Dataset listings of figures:
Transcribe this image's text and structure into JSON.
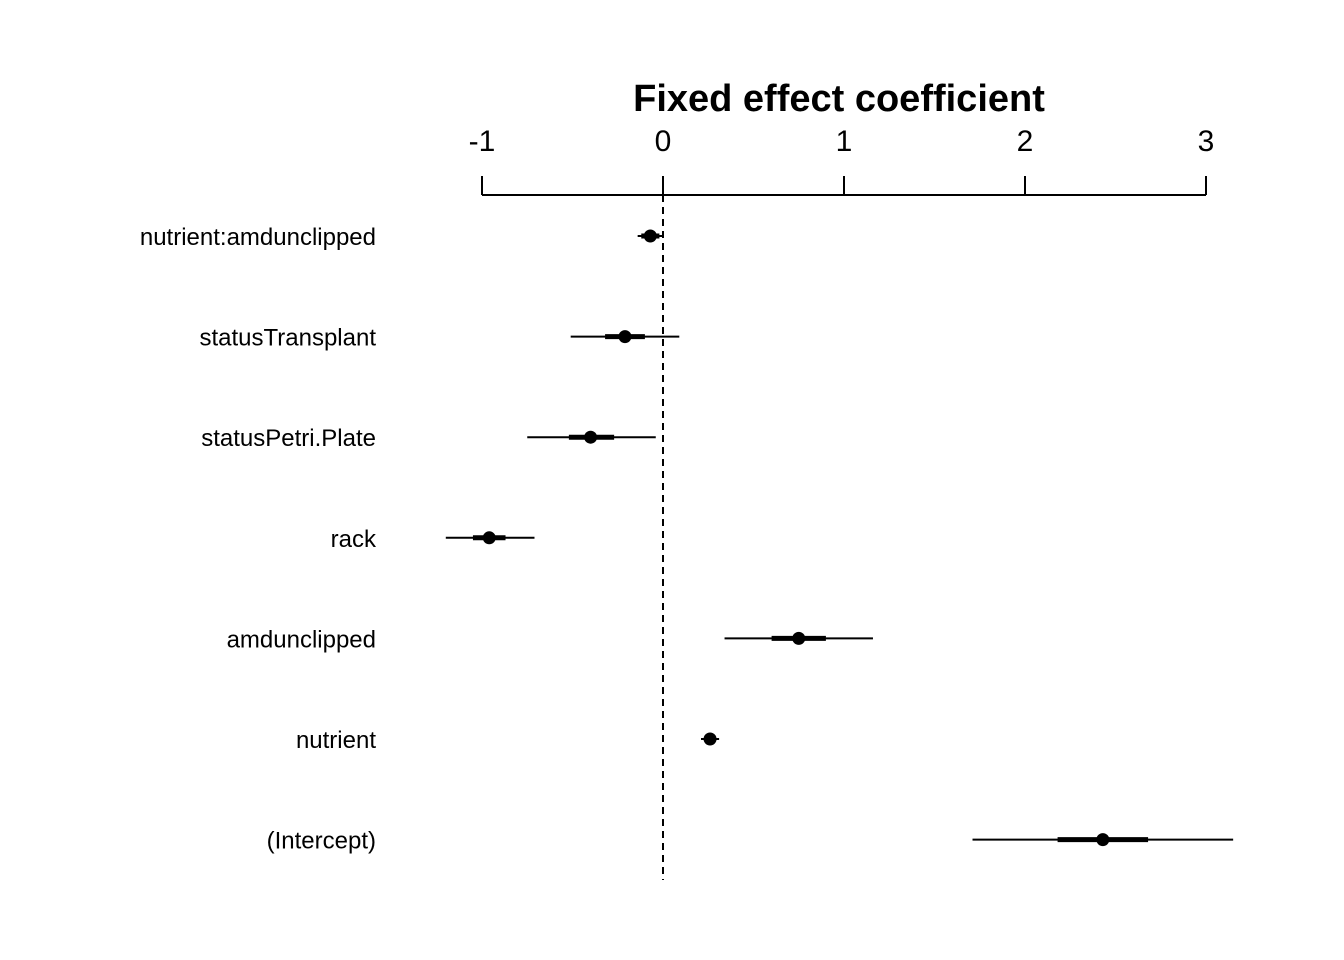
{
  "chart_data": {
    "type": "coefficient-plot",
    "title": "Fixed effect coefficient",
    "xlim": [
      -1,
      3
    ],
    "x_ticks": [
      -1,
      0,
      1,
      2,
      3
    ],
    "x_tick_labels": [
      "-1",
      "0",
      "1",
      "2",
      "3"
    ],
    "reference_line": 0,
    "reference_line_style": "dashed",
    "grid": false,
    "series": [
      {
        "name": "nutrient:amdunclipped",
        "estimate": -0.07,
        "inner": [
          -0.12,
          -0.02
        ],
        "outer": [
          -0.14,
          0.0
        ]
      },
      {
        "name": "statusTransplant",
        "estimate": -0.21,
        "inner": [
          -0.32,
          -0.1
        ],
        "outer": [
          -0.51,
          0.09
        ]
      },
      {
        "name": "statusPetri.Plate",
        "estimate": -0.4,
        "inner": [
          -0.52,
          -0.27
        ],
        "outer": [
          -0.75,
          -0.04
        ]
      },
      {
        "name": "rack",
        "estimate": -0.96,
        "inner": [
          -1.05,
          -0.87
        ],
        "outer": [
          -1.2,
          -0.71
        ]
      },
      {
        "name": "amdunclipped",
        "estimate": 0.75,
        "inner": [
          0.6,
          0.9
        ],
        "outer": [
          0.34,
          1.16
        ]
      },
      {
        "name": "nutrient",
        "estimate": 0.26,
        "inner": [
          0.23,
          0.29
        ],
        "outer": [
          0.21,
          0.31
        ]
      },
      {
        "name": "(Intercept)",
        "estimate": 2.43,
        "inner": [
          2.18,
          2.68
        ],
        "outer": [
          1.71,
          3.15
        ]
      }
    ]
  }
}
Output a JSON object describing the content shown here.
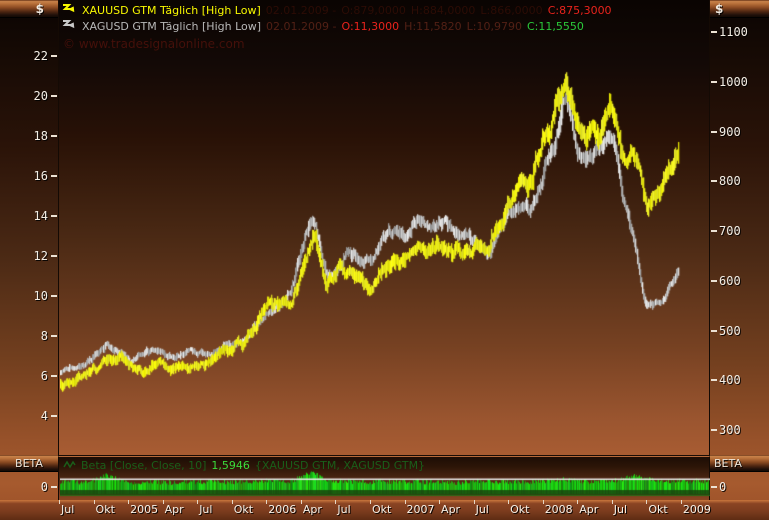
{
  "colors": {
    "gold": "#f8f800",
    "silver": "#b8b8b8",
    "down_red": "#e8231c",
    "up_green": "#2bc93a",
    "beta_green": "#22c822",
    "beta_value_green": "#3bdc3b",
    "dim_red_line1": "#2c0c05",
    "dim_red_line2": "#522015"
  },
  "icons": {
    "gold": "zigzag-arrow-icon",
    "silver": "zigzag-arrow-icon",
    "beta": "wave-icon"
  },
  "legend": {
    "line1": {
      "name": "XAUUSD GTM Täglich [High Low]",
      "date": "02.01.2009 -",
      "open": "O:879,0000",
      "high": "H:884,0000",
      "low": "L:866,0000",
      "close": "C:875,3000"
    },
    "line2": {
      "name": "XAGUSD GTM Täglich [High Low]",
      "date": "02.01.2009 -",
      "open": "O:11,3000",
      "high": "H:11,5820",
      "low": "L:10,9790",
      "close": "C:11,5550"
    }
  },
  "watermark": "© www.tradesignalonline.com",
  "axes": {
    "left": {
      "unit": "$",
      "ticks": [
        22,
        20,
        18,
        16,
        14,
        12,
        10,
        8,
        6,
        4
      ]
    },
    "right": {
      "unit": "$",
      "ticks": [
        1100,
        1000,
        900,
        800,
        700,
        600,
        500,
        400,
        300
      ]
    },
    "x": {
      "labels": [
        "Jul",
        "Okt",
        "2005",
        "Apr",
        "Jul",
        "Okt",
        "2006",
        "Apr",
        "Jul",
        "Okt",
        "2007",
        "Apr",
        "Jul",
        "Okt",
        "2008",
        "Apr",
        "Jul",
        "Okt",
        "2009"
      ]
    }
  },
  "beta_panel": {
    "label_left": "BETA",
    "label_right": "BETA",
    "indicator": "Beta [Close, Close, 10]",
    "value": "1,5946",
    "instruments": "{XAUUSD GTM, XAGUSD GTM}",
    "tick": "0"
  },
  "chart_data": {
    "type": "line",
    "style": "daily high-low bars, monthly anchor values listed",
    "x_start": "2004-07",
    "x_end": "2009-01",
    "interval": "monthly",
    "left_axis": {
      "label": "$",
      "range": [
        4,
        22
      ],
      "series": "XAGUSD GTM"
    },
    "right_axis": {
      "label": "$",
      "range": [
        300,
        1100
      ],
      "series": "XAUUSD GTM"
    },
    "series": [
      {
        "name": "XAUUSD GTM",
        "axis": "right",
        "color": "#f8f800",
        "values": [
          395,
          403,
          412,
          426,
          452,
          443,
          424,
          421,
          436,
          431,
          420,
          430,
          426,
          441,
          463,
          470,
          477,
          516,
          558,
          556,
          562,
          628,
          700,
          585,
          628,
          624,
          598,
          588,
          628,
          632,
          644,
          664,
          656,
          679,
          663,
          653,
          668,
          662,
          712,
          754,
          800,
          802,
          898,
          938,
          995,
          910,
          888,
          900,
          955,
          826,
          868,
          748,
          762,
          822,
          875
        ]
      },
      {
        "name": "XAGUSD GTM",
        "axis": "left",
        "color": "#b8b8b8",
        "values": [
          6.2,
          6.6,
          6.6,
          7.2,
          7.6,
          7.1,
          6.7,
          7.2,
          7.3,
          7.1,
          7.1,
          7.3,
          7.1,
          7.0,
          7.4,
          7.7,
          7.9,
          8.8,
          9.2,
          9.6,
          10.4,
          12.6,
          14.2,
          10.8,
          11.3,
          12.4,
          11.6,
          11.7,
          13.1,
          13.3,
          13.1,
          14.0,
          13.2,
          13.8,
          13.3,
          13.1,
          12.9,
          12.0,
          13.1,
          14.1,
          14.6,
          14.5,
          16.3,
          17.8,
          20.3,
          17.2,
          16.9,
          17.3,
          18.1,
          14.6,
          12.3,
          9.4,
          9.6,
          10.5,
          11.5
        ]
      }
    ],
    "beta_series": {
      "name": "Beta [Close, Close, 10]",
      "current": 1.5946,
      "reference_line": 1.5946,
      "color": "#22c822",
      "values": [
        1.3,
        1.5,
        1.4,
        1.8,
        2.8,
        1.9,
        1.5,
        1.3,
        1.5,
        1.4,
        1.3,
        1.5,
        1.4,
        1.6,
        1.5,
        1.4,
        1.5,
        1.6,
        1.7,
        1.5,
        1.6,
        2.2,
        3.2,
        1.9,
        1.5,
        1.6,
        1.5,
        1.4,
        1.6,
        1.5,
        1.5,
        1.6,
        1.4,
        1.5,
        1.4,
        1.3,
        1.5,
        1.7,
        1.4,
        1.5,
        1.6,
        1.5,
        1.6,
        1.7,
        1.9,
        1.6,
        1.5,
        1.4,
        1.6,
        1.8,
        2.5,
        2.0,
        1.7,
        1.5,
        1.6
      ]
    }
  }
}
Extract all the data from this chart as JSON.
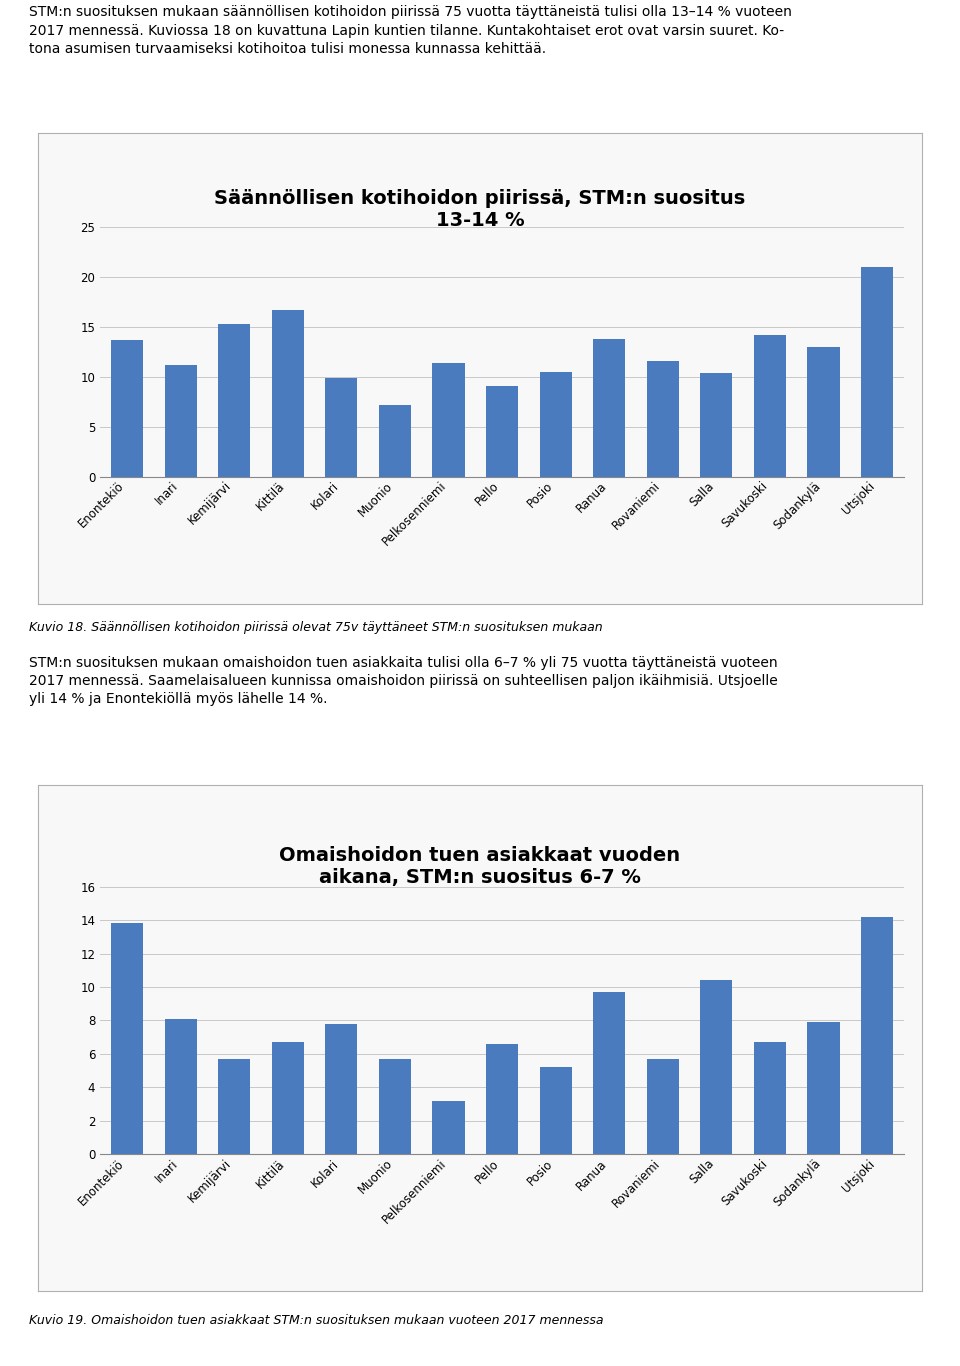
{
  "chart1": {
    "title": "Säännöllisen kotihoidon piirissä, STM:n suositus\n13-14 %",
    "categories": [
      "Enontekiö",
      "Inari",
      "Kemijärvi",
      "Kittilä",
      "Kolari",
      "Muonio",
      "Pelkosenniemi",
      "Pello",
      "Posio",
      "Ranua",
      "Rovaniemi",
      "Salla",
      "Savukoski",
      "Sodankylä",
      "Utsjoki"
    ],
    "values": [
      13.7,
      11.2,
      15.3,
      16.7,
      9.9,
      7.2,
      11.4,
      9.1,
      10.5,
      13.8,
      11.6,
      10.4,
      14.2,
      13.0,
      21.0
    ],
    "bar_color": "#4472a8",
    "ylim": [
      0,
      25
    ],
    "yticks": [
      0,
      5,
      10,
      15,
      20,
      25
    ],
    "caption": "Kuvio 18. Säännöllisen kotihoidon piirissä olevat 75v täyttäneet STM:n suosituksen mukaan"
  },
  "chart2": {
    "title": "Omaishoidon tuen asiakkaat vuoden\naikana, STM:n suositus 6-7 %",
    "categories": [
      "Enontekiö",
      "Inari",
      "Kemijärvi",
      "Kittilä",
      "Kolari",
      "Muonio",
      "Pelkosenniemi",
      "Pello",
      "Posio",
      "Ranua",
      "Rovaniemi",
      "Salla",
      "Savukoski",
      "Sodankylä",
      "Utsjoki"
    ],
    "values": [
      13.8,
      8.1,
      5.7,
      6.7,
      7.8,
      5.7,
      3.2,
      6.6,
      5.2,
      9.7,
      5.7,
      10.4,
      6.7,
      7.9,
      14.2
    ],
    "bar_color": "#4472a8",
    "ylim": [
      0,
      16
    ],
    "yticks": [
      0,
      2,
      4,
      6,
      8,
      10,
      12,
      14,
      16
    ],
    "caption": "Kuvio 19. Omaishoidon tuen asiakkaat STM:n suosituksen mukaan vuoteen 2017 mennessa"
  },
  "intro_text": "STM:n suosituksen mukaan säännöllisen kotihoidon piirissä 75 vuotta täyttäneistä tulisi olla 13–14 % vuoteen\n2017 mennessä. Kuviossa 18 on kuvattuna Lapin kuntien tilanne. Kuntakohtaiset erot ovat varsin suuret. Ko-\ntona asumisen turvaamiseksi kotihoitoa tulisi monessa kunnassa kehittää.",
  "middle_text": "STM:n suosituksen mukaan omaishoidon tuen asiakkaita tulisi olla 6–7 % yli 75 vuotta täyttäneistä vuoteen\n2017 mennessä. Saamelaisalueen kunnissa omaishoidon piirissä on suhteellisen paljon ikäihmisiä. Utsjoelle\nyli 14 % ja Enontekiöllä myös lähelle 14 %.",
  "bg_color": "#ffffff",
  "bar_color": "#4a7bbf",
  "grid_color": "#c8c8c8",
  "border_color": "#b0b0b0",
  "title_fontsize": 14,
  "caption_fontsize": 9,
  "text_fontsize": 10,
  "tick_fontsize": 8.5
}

Your objective = Report all lines of the material that contain the word "XAGUSD".

Task answer =
      "name": "XAGUSD GTM Täglich [High Low]",
    "instruments": "{XAUUSD GTM, XAGUSD GTM}",
      "series": "XAGUSD GTM"
        "name": "XAGUSD GTM",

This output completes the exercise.